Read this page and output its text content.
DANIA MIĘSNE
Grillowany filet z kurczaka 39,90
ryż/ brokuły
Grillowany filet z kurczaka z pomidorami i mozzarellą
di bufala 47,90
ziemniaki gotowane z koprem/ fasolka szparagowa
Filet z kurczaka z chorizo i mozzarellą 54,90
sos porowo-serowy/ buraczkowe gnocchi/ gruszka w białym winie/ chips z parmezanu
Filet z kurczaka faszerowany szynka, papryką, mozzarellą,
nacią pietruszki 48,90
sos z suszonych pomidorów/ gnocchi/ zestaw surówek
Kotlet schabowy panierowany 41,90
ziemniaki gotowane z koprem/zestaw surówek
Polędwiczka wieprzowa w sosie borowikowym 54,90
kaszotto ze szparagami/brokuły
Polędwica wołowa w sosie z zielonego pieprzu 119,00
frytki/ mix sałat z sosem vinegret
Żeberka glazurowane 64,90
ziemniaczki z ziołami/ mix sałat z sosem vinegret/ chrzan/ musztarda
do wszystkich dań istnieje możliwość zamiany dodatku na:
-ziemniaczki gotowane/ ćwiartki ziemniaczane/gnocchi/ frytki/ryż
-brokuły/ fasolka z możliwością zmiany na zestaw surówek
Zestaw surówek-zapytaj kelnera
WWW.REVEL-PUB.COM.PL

....

Repeat the data in its entirety, character for character.

Read this page and output its text content.
DANIA MIĘSNE
Grillowany filet z kurczaka 39,90
ryż/ brokuły
Grillowany filet z kurczaka z pomidorami i mozzarellą
di bufala 47,90
ziemniaki gotowane z koprem/ fasolka szparagowa
Filet z kurczaka z chorizo i mozzarellą 54,90
sos porowo-serowy/ buraczkowe gnocchi/ gruszka w białym winie/ chips z parmezanu
Filet z kurczaka faszerowany szynka, papryką, mozzarellą,
nacią pietruszki 48,90
sos z suszonych pomidorów/ gnocchi/ zestaw surówek
Kotlet schabowy panierowany 41,90
ziemniaki gotowane z koprem/zestaw surówek
Polędwiczka wieprzowa w sosie borowikowym 54,90
kaszotto ze szparagami/brokuły
Polędwica wołowa w sosie z zielonego pieprzu 119,00
frytki/ mix sałat z sosem vinegret
Żeberka glazurowane 64,90
ziemniaczki z ziołami/ mix sałat z sosem vinegret/ chrzan/ musztarda
do wszystkich dań istnieje możliwość zamiany dodatku na:
-ziemniaczki gotowane/ ćwiartki ziemniaczane/gnocchi/ frytki/ryż
-brokuły/ fasolka z możliwością zmiany na zestaw surówek
Zestaw surówek-zapytaj kelnera
WWW.REVEL-PUB.COM.PL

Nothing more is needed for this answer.